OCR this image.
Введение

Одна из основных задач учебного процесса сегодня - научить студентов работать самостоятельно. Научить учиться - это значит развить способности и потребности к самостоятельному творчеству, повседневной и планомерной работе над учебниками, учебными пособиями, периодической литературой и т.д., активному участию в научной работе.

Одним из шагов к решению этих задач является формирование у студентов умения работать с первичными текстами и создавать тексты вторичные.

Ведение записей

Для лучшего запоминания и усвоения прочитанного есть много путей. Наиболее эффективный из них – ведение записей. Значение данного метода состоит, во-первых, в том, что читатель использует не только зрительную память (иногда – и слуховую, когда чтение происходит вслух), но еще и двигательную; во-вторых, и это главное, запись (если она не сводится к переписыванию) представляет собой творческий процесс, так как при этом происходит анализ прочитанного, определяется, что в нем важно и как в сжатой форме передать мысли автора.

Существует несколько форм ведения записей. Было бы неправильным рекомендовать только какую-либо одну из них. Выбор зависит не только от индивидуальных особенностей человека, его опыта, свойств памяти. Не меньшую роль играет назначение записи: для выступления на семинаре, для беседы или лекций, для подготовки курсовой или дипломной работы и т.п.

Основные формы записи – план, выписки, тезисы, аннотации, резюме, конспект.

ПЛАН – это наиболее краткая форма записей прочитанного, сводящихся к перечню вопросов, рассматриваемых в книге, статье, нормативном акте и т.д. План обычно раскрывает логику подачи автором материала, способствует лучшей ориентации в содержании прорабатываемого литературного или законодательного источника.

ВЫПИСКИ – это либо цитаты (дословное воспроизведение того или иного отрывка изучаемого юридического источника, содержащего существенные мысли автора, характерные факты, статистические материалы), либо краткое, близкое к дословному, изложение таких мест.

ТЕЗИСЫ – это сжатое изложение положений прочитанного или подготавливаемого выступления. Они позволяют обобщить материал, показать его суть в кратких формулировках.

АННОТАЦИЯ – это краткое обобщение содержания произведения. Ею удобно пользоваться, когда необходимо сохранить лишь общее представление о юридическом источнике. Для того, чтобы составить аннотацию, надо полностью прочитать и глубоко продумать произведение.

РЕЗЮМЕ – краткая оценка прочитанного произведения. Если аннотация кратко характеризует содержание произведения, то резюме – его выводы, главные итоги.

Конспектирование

————————

Your objective
Look through the listing above. Pick out each line with "резюме" and copy it.

Problem solution
Основные формы записи – план, выписки, тезисы, аннотации, резюме, конспект.
РЕЗЮМЕ – краткая оценка прочитанного произведения. Если аннотация кратко характеризует содержание произведения, то резюме – его выводы, главные итоги.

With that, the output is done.